Given problem
Extract every entry word for word. Skip the pictures.

--- begin ---

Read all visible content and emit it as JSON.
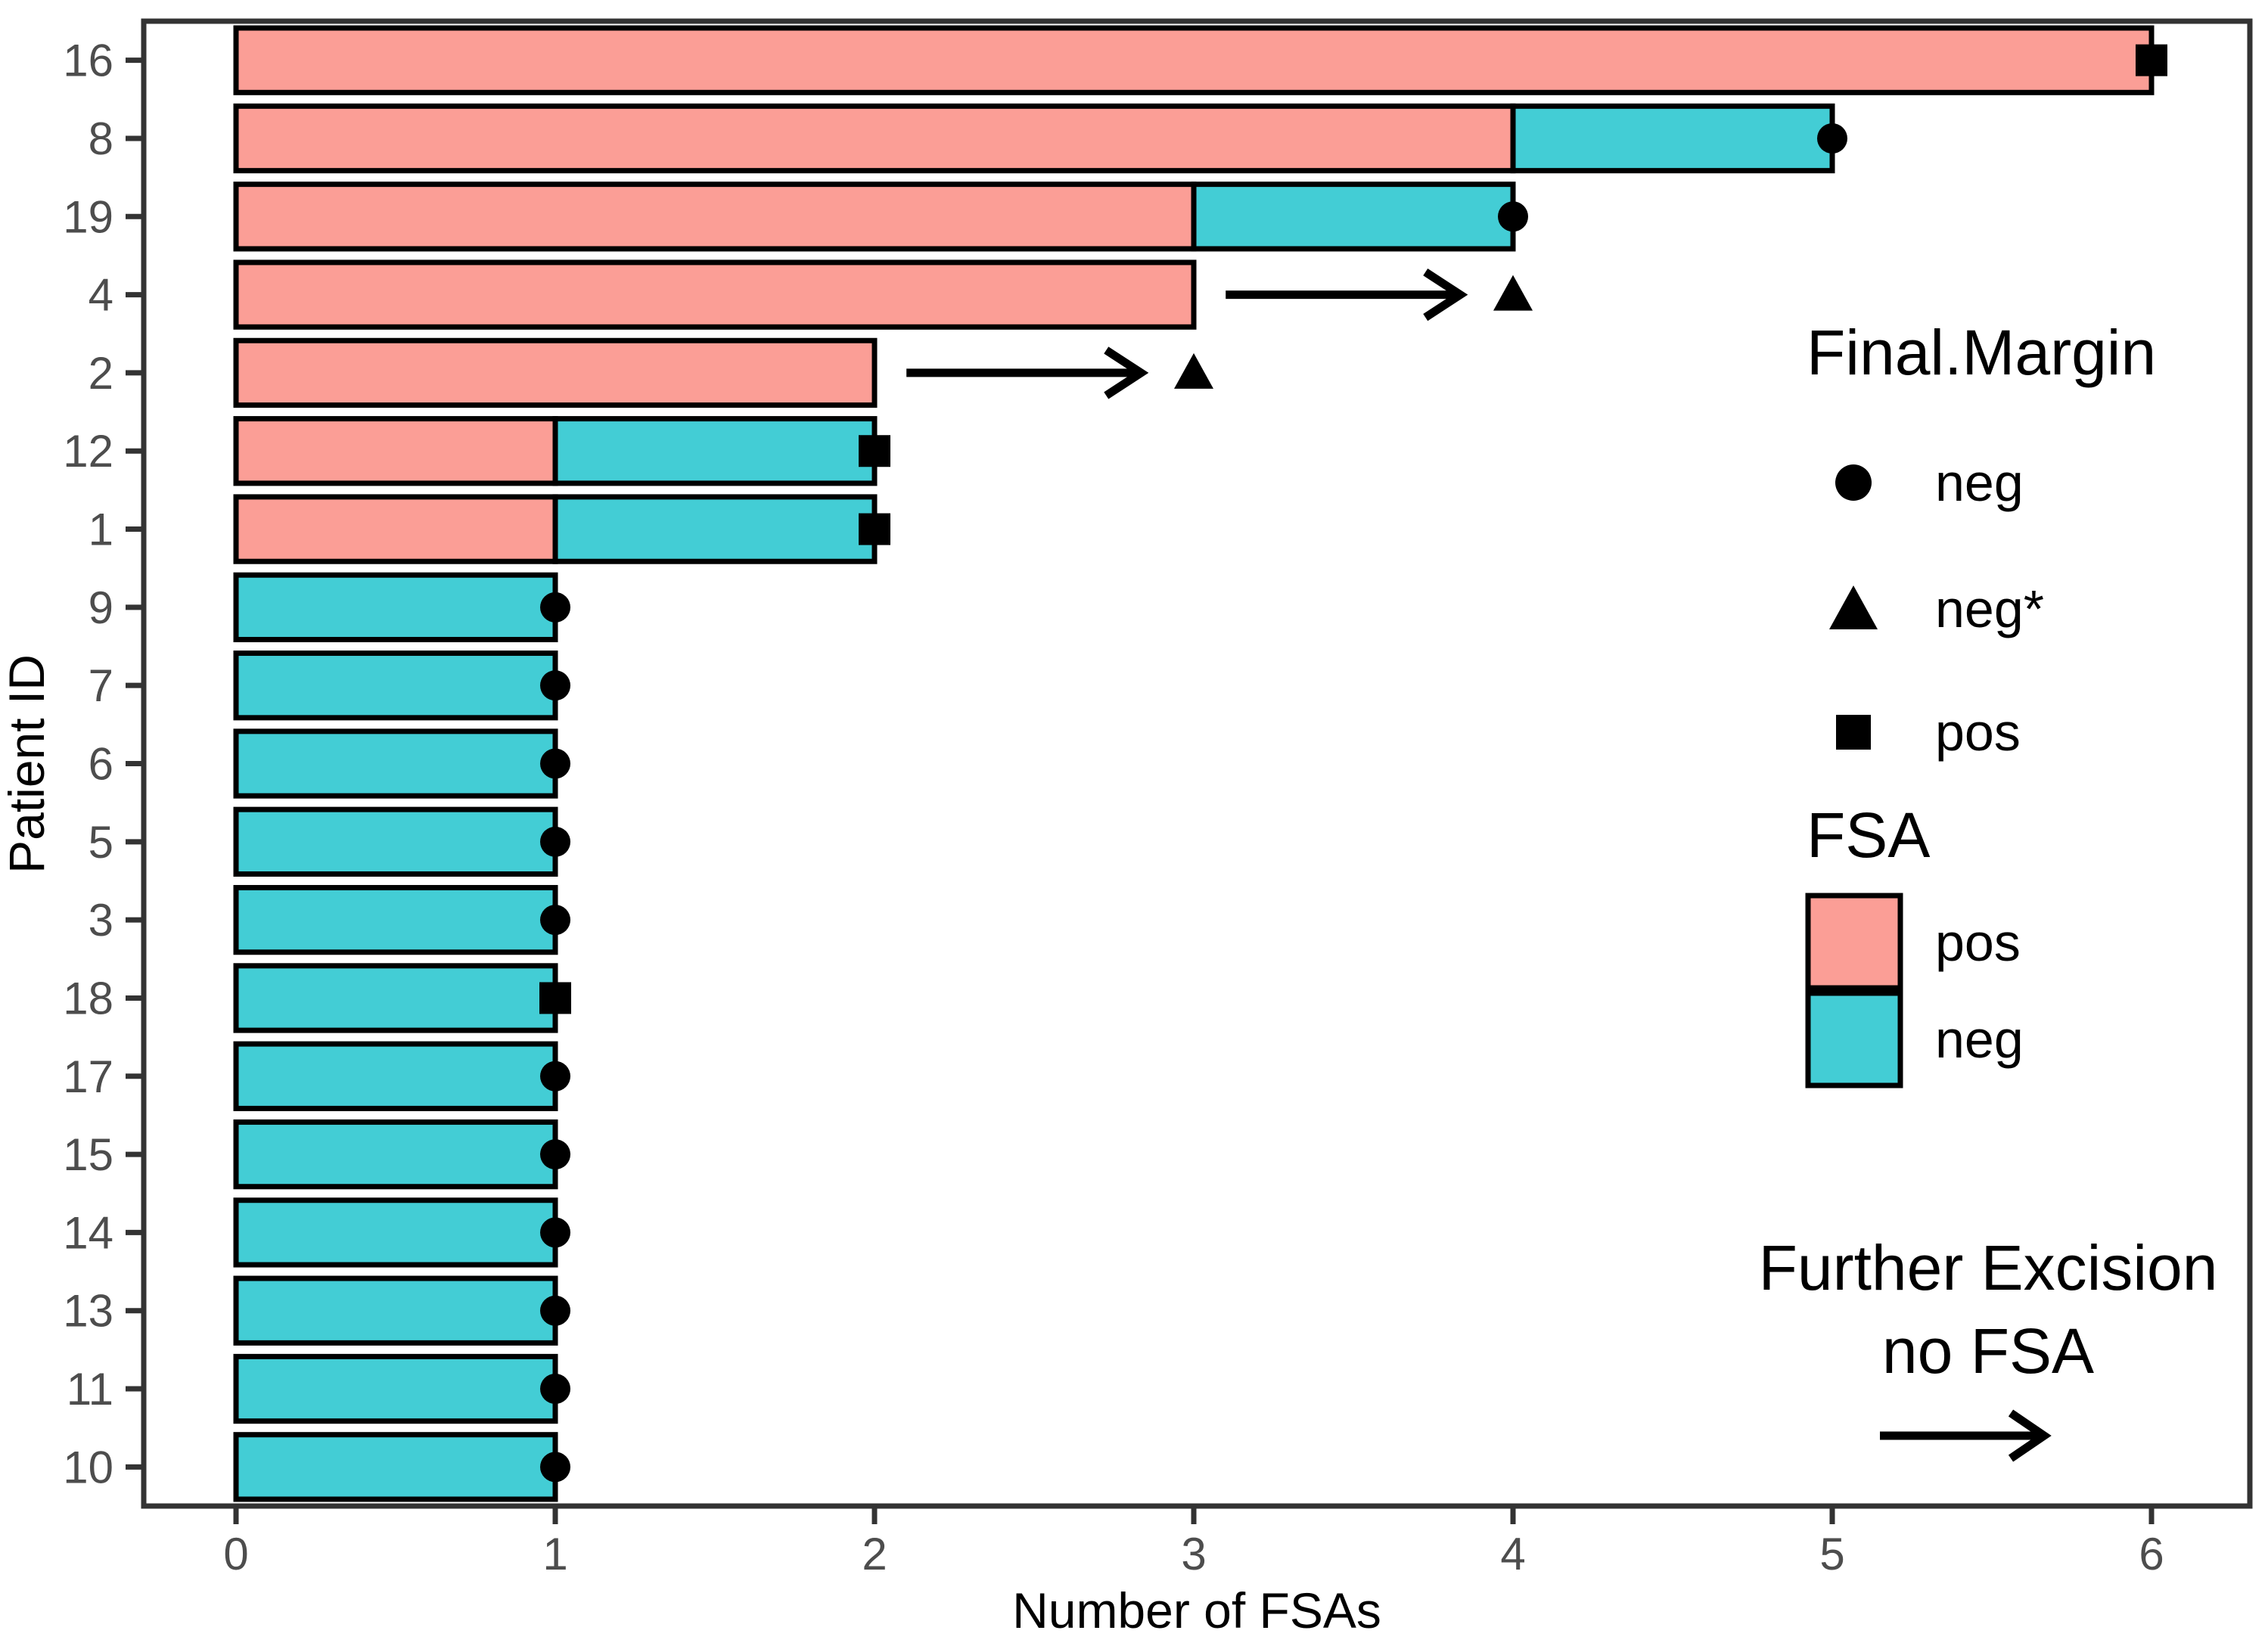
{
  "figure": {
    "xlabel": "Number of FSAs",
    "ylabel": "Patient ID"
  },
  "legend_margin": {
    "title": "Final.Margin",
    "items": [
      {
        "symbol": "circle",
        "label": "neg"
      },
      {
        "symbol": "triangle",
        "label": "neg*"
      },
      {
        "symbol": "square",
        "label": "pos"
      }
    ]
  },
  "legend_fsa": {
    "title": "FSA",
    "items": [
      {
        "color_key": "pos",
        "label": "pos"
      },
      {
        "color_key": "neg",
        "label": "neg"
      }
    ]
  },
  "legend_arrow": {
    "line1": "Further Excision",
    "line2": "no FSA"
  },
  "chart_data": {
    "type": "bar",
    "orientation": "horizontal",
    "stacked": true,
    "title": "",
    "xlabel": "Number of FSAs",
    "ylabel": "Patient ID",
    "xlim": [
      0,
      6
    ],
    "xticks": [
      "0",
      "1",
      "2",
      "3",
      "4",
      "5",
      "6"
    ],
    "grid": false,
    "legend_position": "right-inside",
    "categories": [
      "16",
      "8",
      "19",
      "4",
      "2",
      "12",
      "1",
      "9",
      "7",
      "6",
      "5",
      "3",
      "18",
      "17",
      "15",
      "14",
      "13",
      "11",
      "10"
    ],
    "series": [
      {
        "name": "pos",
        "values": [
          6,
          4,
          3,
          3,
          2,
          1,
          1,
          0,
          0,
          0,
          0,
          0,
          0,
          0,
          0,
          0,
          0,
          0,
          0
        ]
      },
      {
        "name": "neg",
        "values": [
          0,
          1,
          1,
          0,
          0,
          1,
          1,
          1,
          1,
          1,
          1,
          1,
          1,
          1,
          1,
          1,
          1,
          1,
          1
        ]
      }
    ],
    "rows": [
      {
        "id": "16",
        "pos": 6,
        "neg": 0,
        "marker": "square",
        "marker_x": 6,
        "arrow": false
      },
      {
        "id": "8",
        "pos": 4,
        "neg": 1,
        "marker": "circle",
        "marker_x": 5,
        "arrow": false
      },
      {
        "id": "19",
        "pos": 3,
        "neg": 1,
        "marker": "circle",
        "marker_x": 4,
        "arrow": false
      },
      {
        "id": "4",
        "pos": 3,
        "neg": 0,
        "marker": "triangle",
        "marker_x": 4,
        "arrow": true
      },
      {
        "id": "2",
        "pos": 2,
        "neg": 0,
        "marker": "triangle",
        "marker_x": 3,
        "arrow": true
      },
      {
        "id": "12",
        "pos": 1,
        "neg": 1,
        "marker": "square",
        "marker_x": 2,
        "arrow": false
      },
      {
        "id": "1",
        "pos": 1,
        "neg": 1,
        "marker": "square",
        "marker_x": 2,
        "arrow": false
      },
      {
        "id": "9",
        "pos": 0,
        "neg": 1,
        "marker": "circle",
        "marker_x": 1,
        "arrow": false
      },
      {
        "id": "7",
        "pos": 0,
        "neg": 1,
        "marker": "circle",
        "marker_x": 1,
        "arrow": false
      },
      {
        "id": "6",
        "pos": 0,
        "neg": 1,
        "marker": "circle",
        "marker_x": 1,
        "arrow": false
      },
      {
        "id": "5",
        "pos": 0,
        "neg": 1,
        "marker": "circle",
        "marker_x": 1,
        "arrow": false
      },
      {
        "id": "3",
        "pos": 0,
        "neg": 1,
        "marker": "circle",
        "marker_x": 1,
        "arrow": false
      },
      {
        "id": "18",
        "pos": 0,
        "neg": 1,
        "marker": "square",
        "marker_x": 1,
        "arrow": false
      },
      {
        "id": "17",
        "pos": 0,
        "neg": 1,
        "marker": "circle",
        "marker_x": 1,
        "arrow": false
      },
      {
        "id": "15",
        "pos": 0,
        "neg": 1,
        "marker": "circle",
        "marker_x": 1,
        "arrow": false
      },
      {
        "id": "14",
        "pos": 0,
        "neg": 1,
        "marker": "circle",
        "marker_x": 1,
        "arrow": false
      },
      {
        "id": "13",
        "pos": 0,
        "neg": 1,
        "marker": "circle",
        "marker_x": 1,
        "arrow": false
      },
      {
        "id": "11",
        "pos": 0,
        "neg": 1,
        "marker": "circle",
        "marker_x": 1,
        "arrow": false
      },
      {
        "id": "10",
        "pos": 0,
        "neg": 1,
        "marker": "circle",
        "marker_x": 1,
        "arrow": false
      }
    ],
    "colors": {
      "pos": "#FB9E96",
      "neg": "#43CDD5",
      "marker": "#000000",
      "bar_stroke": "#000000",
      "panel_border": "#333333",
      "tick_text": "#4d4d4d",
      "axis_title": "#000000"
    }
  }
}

--- end ---

Written response
Read all visible content and emit it as JSON.
{
  "figure": {
    "xlabel": "Number of FSAs",
    "ylabel": "Patient ID"
  },
  "legend_margin": {
    "title": "Final.Margin",
    "items": [
      {
        "symbol": "circle",
        "label": "neg"
      },
      {
        "symbol": "triangle",
        "label": "neg*"
      },
      {
        "symbol": "square",
        "label": "pos"
      }
    ]
  },
  "legend_fsa": {
    "title": "FSA",
    "items": [
      {
        "color_key": "pos",
        "label": "pos"
      },
      {
        "color_key": "neg",
        "label": "neg"
      }
    ]
  },
  "legend_arrow": {
    "line1": "Further Excision",
    "line2": "no FSA"
  },
  "chart_data": {
    "type": "bar",
    "orientation": "horizontal",
    "stacked": true,
    "title": "",
    "xlabel": "Number of FSAs",
    "ylabel": "Patient ID",
    "xlim": [
      0,
      6
    ],
    "xticks": [
      "0",
      "1",
      "2",
      "3",
      "4",
      "5",
      "6"
    ],
    "grid": false,
    "legend_position": "right-inside",
    "categories": [
      "16",
      "8",
      "19",
      "4",
      "2",
      "12",
      "1",
      "9",
      "7",
      "6",
      "5",
      "3",
      "18",
      "17",
      "15",
      "14",
      "13",
      "11",
      "10"
    ],
    "series": [
      {
        "name": "pos",
        "values": [
          6,
          4,
          3,
          3,
          2,
          1,
          1,
          0,
          0,
          0,
          0,
          0,
          0,
          0,
          0,
          0,
          0,
          0,
          0
        ]
      },
      {
        "name": "neg",
        "values": [
          0,
          1,
          1,
          0,
          0,
          1,
          1,
          1,
          1,
          1,
          1,
          1,
          1,
          1,
          1,
          1,
          1,
          1,
          1
        ]
      }
    ],
    "rows": [
      {
        "id": "16",
        "pos": 6,
        "neg": 0,
        "marker": "square",
        "marker_x": 6,
        "arrow": false
      },
      {
        "id": "8",
        "pos": 4,
        "neg": 1,
        "marker": "circle",
        "marker_x": 5,
        "arrow": false
      },
      {
        "id": "19",
        "pos": 3,
        "neg": 1,
        "marker": "circle",
        "marker_x": 4,
        "arrow": false
      },
      {
        "id": "4",
        "pos": 3,
        "neg": 0,
        "marker": "triangle",
        "marker_x": 4,
        "arrow": true
      },
      {
        "id": "2",
        "pos": 2,
        "neg": 0,
        "marker": "triangle",
        "marker_x": 3,
        "arrow": true
      },
      {
        "id": "12",
        "pos": 1,
        "neg": 1,
        "marker": "square",
        "marker_x": 2,
        "arrow": false
      },
      {
        "id": "1",
        "pos": 1,
        "neg": 1,
        "marker": "square",
        "marker_x": 2,
        "arrow": false
      },
      {
        "id": "9",
        "pos": 0,
        "neg": 1,
        "marker": "circle",
        "marker_x": 1,
        "arrow": false
      },
      {
        "id": "7",
        "pos": 0,
        "neg": 1,
        "marker": "circle",
        "marker_x": 1,
        "arrow": false
      },
      {
        "id": "6",
        "pos": 0,
        "neg": 1,
        "marker": "circle",
        "marker_x": 1,
        "arrow": false
      },
      {
        "id": "5",
        "pos": 0,
        "neg": 1,
        "marker": "circle",
        "marker_x": 1,
        "arrow": false
      },
      {
        "id": "3",
        "pos": 0,
        "neg": 1,
        "marker": "circle",
        "marker_x": 1,
        "arrow": false
      },
      {
        "id": "18",
        "pos": 0,
        "neg": 1,
        "marker": "square",
        "marker_x": 1,
        "arrow": false
      },
      {
        "id": "17",
        "pos": 0,
        "neg": 1,
        "marker": "circle",
        "marker_x": 1,
        "arrow": false
      },
      {
        "id": "15",
        "pos": 0,
        "neg": 1,
        "marker": "circle",
        "marker_x": 1,
        "arrow": false
      },
      {
        "id": "14",
        "pos": 0,
        "neg": 1,
        "marker": "circle",
        "marker_x": 1,
        "arrow": false
      },
      {
        "id": "13",
        "pos": 0,
        "neg": 1,
        "marker": "circle",
        "marker_x": 1,
        "arrow": false
      },
      {
        "id": "11",
        "pos": 0,
        "neg": 1,
        "marker": "circle",
        "marker_x": 1,
        "arrow": false
      },
      {
        "id": "10",
        "pos": 0,
        "neg": 1,
        "marker": "circle",
        "marker_x": 1,
        "arrow": false
      }
    ],
    "colors": {
      "pos": "#FB9E96",
      "neg": "#43CDD5",
      "marker": "#000000",
      "bar_stroke": "#000000",
      "panel_border": "#333333",
      "tick_text": "#4d4d4d",
      "axis_title": "#000000"
    }
  }
}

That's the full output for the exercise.